**The problem:** Output the material exactly, but drop every image it holds.

**Input material:**
☆ ☆ ☆

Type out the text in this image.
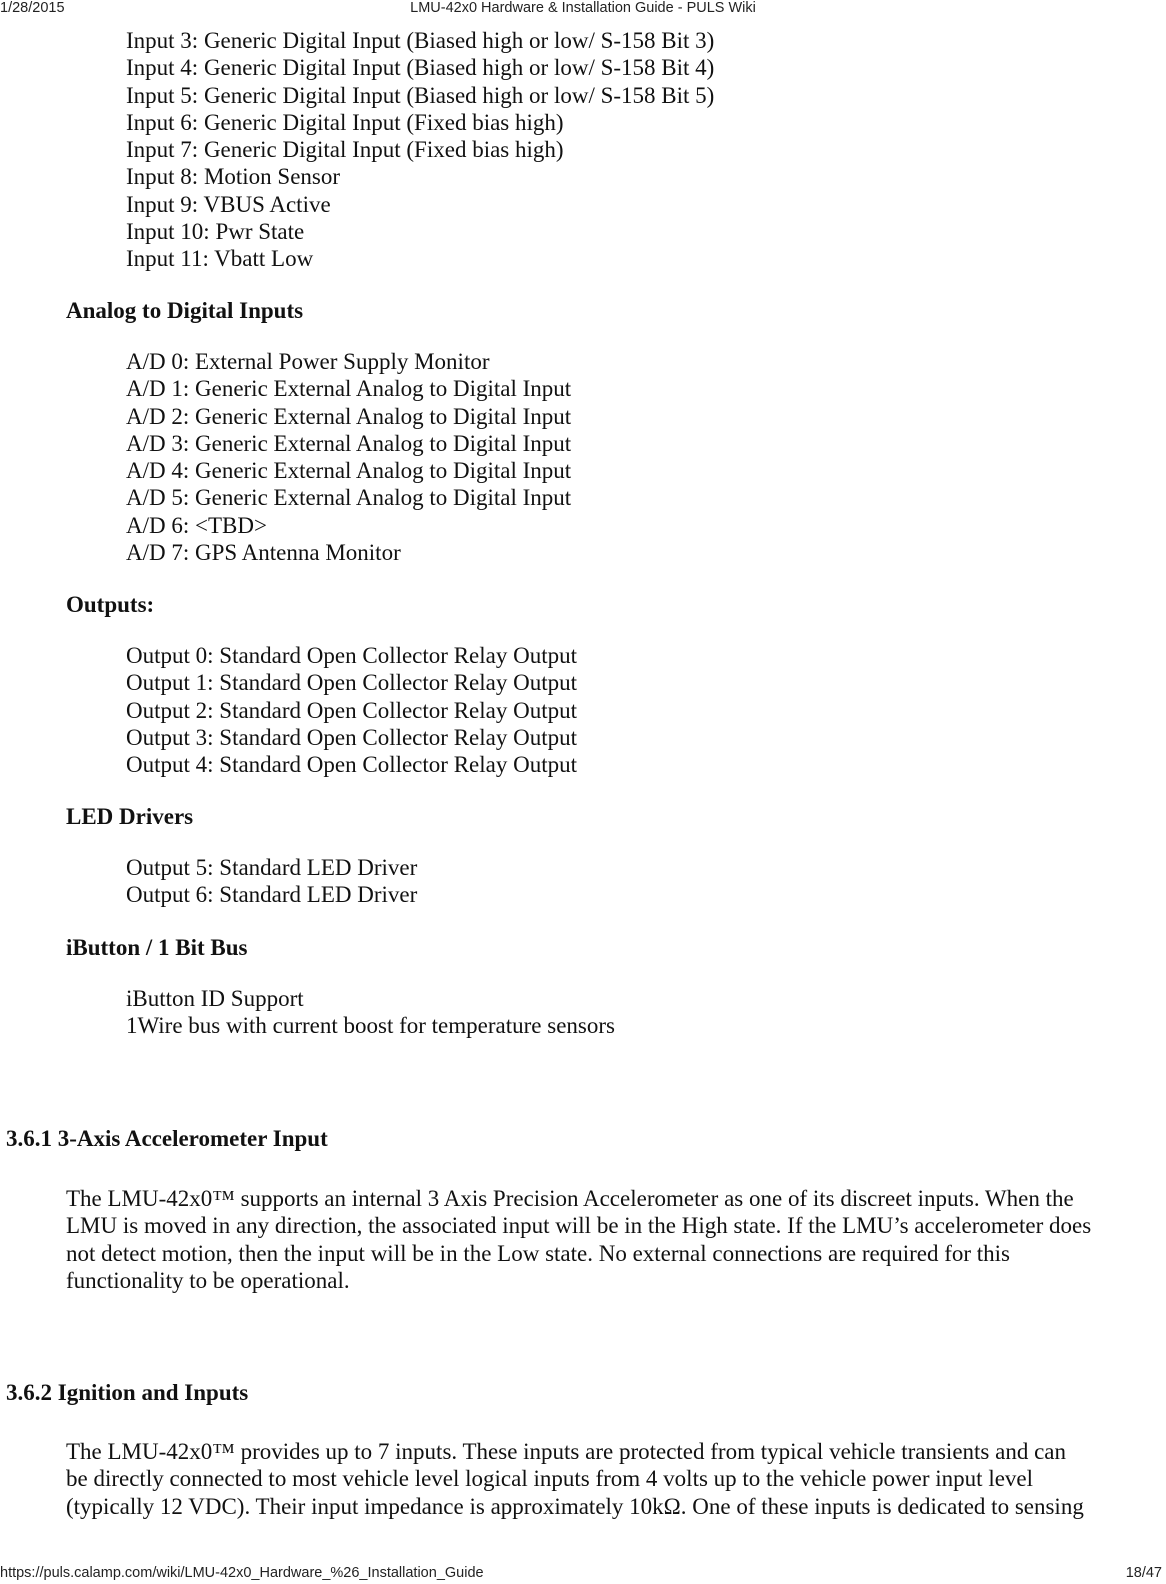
1/28/2015	LMU-42x0 Hardware & Installation Guide - PULS Wiki
Input 3: Generic Digital Input (Biased high or low/ S-158 Bit 3)
Input 4: Generic Digital Input (Biased high or low/ S-158 Bit 4)
Input 5: Generic Digital Input (Biased high or low/ S-158 Bit 5)
Input 6: Generic Digital Input (Fixed bias high)
Input 7: Generic Digital Input (Fixed bias high)
Input 8: Motion Sensor
Input 9: VBUS Active
Input 10: Pwr State
Input 11: Vbatt Low
Analog to Digital Inputs
A/D 0: External Power Supply Monitor
A/D 1: Generic External Analog to Digital Input
A/D 2: Generic External Analog to Digital Input
A/D 3: Generic External Analog to Digital Input
A/D 4: Generic External Analog to Digital Input
A/D 5: Generic External Analog to Digital Input
A/D 6: <TBD>
A/D 7: GPS Antenna Monitor
Outputs:
Output 0: Standard Open Collector Relay Output
Output 1: Standard Open Collector Relay Output
Output 2: Standard Open Collector Relay Output
Output 3: Standard Open Collector Relay Output
Output 4: Standard Open Collector Relay Output
LED Drivers
Output 5: Standard LED Driver
Output 6: Standard LED Driver
iButton / 1 Bit Bus
iButton ID Support
1Wire bus with current boost for temperature sensors
3.6.1 3-Axis Accelerometer Input
The LMU-42x0™ supports an internal 3 Axis Precision Accelerometer as one of its discreet inputs. When the
LMU is moved in any direction, the associated input will be in the High state. If the LMU’s accelerometer does
not detect motion, then the input will be in the Low state. No external connections are required for this
functionality to be operational.
3.6.2 Ignition and Inputs
The LMU-42x0™ provides up to 7 inputs. These inputs are protected from typical vehicle transients and can
be directly connected to most vehicle level logical inputs from 4 volts up to the vehicle power input level
(typically 12 VDC). Their input impedance is approximately 10kΩ. One of these inputs is dedicated to sensing
https://puls.calamp.com/wiki/LMU-42x0_Hardware_%26_Installation_Guide	18/47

☆ ☆ ☆

**Solution to the exercise:**
Type out the text in this image.
1/28/2015	LMU-42x0 Hardware & Installation Guide - PULS Wiki
Input 3: Generic Digital Input (Biased high or low/ S-158 Bit 3)
Input 4: Generic Digital Input (Biased high or low/ S-158 Bit 4)
Input 5: Generic Digital Input (Biased high or low/ S-158 Bit 5)
Input 6: Generic Digital Input (Fixed bias high)
Input 7: Generic Digital Input (Fixed bias high)
Input 8: Motion Sensor
Input 9: VBUS Active
Input 10: Pwr State
Input 11: Vbatt Low
Analog to Digital Inputs
A/D 0: External Power Supply Monitor
A/D 1: Generic External Analog to Digital Input
A/D 2: Generic External Analog to Digital Input
A/D 3: Generic External Analog to Digital Input
A/D 4: Generic External Analog to Digital Input
A/D 5: Generic External Analog to Digital Input
A/D 6: <TBD>
A/D 7: GPS Antenna Monitor
Outputs:
Output 0: Standard Open Collector Relay Output
Output 1: Standard Open Collector Relay Output
Output 2: Standard Open Collector Relay Output
Output 3: Standard Open Collector Relay Output
Output 4: Standard Open Collector Relay Output
LED Drivers
Output 5: Standard LED Driver
Output 6: Standard LED Driver
iButton / 1 Bit Bus
iButton ID Support
1Wire bus with current boost for temperature sensors
3.6.1 3-Axis Accelerometer Input
The LMU-42x0™ supports an internal 3 Axis Precision Accelerometer as one of its discreet inputs. When the
LMU is moved in any direction, the associated input will be in the High state. If the LMU’s accelerometer does
not detect motion, then the input will be in the Low state. No external connections are required for this
functionality to be operational.
3.6.2 Ignition and Inputs
The LMU-42x0™ provides up to 7 inputs. These inputs are protected from typical vehicle transients and can
be directly connected to most vehicle level logical inputs from 4 volts up to the vehicle power input level
(typically 12 VDC). Their input impedance is approximately 10kΩ. One of these inputs is dedicated to sensing
https://puls.calamp.com/wiki/LMU-42x0_Hardware_%26_Installation_Guide	18/47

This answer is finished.